=== WHAT NEEDS TO BE DONE ===
Reproduce all of the material word for word.
##### DATA FOR THIS EXERCISE
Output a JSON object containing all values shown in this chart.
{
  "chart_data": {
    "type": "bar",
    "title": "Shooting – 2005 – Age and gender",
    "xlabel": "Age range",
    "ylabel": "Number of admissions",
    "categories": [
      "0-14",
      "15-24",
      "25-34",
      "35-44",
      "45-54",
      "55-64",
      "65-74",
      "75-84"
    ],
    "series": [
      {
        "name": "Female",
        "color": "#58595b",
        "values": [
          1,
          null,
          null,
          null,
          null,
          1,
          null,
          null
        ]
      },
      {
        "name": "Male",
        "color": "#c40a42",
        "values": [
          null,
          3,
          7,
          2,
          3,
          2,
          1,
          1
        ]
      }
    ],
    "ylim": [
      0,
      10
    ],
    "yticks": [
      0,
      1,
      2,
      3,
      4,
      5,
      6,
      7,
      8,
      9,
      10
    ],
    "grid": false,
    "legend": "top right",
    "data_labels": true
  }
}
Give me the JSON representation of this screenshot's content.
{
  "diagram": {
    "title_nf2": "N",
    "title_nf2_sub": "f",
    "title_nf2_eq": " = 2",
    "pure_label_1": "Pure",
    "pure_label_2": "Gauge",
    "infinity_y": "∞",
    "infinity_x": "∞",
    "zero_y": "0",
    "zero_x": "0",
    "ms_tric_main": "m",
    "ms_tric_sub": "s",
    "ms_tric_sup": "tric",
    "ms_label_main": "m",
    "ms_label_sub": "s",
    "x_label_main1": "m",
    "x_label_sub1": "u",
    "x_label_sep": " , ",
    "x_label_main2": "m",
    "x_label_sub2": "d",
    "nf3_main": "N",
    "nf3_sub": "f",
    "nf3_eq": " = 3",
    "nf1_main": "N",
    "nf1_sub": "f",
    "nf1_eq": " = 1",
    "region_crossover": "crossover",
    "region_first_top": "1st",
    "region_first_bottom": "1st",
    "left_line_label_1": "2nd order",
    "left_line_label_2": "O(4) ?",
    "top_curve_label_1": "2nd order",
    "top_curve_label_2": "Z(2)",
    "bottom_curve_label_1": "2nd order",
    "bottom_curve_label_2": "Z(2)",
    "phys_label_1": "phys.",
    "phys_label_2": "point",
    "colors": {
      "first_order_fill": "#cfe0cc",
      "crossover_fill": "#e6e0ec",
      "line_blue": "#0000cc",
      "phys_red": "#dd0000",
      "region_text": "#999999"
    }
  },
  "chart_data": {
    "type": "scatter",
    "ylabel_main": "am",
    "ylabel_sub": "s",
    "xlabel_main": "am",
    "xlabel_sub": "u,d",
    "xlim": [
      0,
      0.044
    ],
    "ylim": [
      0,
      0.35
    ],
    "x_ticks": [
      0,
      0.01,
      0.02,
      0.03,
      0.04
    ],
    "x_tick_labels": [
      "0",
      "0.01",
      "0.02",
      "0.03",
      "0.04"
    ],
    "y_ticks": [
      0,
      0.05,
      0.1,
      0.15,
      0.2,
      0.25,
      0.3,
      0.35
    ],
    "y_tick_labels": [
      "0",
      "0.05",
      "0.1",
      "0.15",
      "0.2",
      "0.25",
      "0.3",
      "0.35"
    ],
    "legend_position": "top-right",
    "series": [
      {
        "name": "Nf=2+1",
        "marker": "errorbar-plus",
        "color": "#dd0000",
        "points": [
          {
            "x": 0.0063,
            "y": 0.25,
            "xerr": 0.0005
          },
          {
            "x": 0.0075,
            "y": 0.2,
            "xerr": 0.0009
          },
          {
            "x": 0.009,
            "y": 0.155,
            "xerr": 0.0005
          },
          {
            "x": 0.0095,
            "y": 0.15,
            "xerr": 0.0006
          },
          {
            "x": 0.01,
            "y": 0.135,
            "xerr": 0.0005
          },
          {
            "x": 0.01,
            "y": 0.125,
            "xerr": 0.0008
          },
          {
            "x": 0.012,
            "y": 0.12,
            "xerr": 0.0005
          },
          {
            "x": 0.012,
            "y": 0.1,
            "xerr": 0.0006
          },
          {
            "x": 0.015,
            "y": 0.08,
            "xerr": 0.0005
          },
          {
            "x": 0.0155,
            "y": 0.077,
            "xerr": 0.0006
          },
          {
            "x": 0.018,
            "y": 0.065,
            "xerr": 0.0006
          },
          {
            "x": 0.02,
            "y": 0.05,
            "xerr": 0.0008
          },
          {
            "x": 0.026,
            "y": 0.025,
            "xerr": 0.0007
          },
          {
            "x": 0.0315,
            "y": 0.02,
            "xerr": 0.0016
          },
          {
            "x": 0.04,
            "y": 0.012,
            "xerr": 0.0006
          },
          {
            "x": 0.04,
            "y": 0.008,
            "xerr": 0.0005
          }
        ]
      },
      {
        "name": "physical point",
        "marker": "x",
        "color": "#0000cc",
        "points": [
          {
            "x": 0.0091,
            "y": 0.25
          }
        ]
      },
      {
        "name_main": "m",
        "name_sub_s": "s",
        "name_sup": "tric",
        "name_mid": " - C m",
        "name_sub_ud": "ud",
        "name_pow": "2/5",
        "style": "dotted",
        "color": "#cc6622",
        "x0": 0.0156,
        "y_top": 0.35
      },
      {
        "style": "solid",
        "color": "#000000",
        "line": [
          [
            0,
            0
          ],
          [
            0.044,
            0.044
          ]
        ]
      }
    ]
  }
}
##########
=== RESULT OF THIS TASK ===
Output a JSON object containing all values shown in this chart.
{
  "chart_data": {
    "type": "bar",
    "title": "Shooting – 2005 – Age and gender",
    "xlabel": "Age range",
    "ylabel": "Number of admissions",
    "categories": [
      "0-14",
      "15-24",
      "25-34",
      "35-44",
      "45-54",
      "55-64",
      "65-74",
      "75-84"
    ],
    "series": [
      {
        "name": "Female",
        "color": "#58595b",
        "values": [
          1,
          null,
          null,
          null,
          null,
          1,
          null,
          null
        ]
      },
      {
        "name": "Male",
        "color": "#c40a42",
        "values": [
          null,
          3,
          7,
          2,
          3,
          2,
          1,
          1
        ]
      }
    ],
    "ylim": [
      0,
      10
    ],
    "yticks": [
      0,
      1,
      2,
      3,
      4,
      5,
      6,
      7,
      8,
      9,
      10
    ],
    "grid": false,
    "legend": "top right",
    "data_labels": true
  }
}
Give me the JSON representation of this screenshot's content.
{
  "diagram": {
    "title_nf2": "N",
    "title_nf2_sub": "f",
    "title_nf2_eq": " = 2",
    "pure_label_1": "Pure",
    "pure_label_2": "Gauge",
    "infinity_y": "∞",
    "infinity_x": "∞",
    "zero_y": "0",
    "zero_x": "0",
    "ms_tric_main": "m",
    "ms_tric_sub": "s",
    "ms_tric_sup": "tric",
    "ms_label_main": "m",
    "ms_label_sub": "s",
    "x_label_main1": "m",
    "x_label_sub1": "u",
    "x_label_sep": " , ",
    "x_label_main2": "m",
    "x_label_sub2": "d",
    "nf3_main": "N",
    "nf3_sub": "f",
    "nf3_eq": " = 3",
    "nf1_main": "N",
    "nf1_sub": "f",
    "nf1_eq": " = 1",
    "region_crossover": "crossover",
    "region_first_top": "1st",
    "region_first_bottom": "1st",
    "left_line_label_1": "2nd order",
    "left_line_label_2": "O(4) ?",
    "top_curve_label_1": "2nd order",
    "top_curve_label_2": "Z(2)",
    "bottom_curve_label_1": "2nd order",
    "bottom_curve_label_2": "Z(2)",
    "phys_label_1": "phys.",
    "phys_label_2": "point",
    "colors": {
      "first_order_fill": "#cfe0cc",
      "crossover_fill": "#e6e0ec",
      "line_blue": "#0000cc",
      "phys_red": "#dd0000",
      "region_text": "#999999"
    }
  },
  "chart_data": {
    "type": "scatter",
    "ylabel_main": "am",
    "ylabel_sub": "s",
    "xlabel_main": "am",
    "xlabel_sub": "u,d",
    "xlim": [
      0,
      0.044
    ],
    "ylim": [
      0,
      0.35
    ],
    "x_ticks": [
      0,
      0.01,
      0.02,
      0.03,
      0.04
    ],
    "x_tick_labels": [
      "0",
      "0.01",
      "0.02",
      "0.03",
      "0.04"
    ],
    "y_ticks": [
      0,
      0.05,
      0.1,
      0.15,
      0.2,
      0.25,
      0.3,
      0.35
    ],
    "y_tick_labels": [
      "0",
      "0.05",
      "0.1",
      "0.15",
      "0.2",
      "0.25",
      "0.3",
      "0.35"
    ],
    "legend_position": "top-right",
    "series": [
      {
        "name": "Nf=2+1",
        "marker": "errorbar-plus",
        "color": "#dd0000",
        "points": [
          {
            "x": 0.0063,
            "y": 0.25,
            "xerr": 0.0005
          },
          {
            "x": 0.0075,
            "y": 0.2,
            "xerr": 0.0009
          },
          {
            "x": 0.009,
            "y": 0.155,
            "xerr": 0.0005
          },
          {
            "x": 0.0095,
            "y": 0.15,
            "xerr": 0.0006
          },
          {
            "x": 0.01,
            "y": 0.135,
            "xerr": 0.0005
          },
          {
            "x": 0.01,
            "y": 0.125,
            "xerr": 0.0008
          },
          {
            "x": 0.012,
            "y": 0.12,
            "xerr": 0.0005
          },
          {
            "x": 0.012,
            "y": 0.1,
            "xerr": 0.0006
          },
          {
            "x": 0.015,
            "y": 0.08,
            "xerr": 0.0005
          },
          {
            "x": 0.0155,
            "y": 0.077,
            "xerr": 0.0006
          },
          {
            "x": 0.018,
            "y": 0.065,
            "xerr": 0.0006
          },
          {
            "x": 0.02,
            "y": 0.05,
            "xerr": 0.0008
          },
          {
            "x": 0.026,
            "y": 0.025,
            "xerr": 0.0007
          },
          {
            "x": 0.0315,
            "y": 0.02,
            "xerr": 0.0016
          },
          {
            "x": 0.04,
            "y": 0.012,
            "xerr": 0.0006
          },
          {
            "x": 0.04,
            "y": 0.008,
            "xerr": 0.0005
          }
        ]
      },
      {
        "name": "physical point",
        "marker": "x",
        "color": "#0000cc",
        "points": [
          {
            "x": 0.0091,
            "y": 0.25
          }
        ]
      },
      {
        "name_main": "m",
        "name_sub_s": "s",
        "name_sup": "tric",
        "name_mid": " - C m",
        "name_sub_ud": "ud",
        "name_pow": "2/5",
        "style": "dotted",
        "color": "#cc6622",
        "x0": 0.0156,
        "y_top": 0.35
      },
      {
        "style": "solid",
        "color": "#000000",
        "line": [
          [
            0,
            0
          ],
          [
            0.044,
            0.044
          ]
        ]
      }
    ]
  }
}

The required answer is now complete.